== Exercise objective ==
Omit the pictures, please, and give each record below again exactly.

··· Raw data

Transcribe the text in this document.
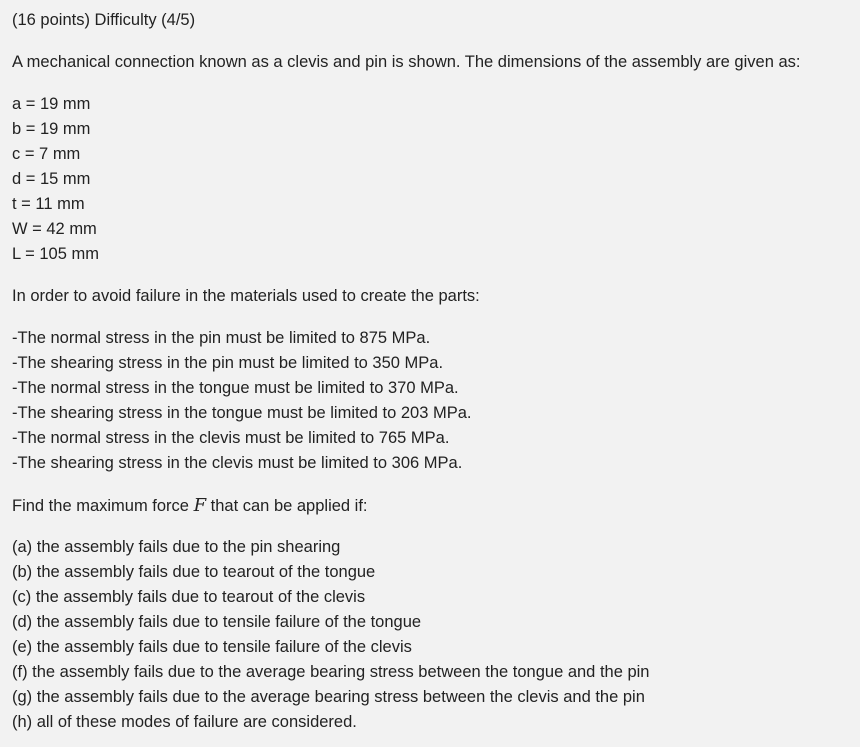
(16 points) Difficulty (4/5)
A mechanical connection known as a clevis and pin is shown. The dimensions of the assembly are given as:
a = 19 mm
b = 19 mm
c = 7 mm
d = 15 mm
t = 11 mm
W = 42 mm
L = 105 mm
In order to avoid failure in the materials used to create the parts:
-The normal stress in the pin must be limited to 875 MPa.
-The shearing stress in the pin must be limited to 350 MPa.
-The normal stress in the tongue must be limited to 370 MPa.
-The shearing stress in the tongue must be limited to 203 MPa.
-The normal stress in the clevis must be limited to 765 MPa.
-The shearing stress in the clevis must be limited to 306 MPa.
Find the maximum force F that can be applied if:
(a) the assembly fails due to the pin shearing
(b) the assembly fails due to tearout of the tongue
(c) the assembly fails due to tearout of the clevis
(d) the assembly fails due to tensile failure of the tongue
(e) the assembly fails due to tensile failure of the clevis
(f) the assembly fails due to the average bearing stress between the tongue and the pin
(g) the assembly fails due to the average bearing stress between the clevis and the pin
(h) all of these modes of failure are considered.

······

== Full answer ==
Transcribe the text in this document.
(16 points) Difficulty (4/5)
A mechanical connection known as a clevis and pin is shown. The dimensions of the assembly are given as:
a = 19 mm
b = 19 mm
c = 7 mm
d = 15 mm
t = 11 mm
W = 42 mm
L = 105 mm
In order to avoid failure in the materials used to create the parts:
-The normal stress in the pin must be limited to 875 MPa.
-The shearing stress in the pin must be limited to 350 MPa.
-The normal stress in the tongue must be limited to 370 MPa.
-The shearing stress in the tongue must be limited to 203 MPa.
-The normal stress in the clevis must be limited to 765 MPa.
-The shearing stress in the clevis must be limited to 306 MPa.
Find the maximum force F that can be applied if:
(a) the assembly fails due to the pin shearing
(b) the assembly fails due to tearout of the tongue
(c) the assembly fails due to tearout of the clevis
(d) the assembly fails due to tensile failure of the tongue
(e) the assembly fails due to tensile failure of the clevis
(f) the assembly fails due to the average bearing stress between the tongue and the pin
(g) the assembly fails due to the average bearing stress between the clevis and the pin
(h) all of these modes of failure are considered.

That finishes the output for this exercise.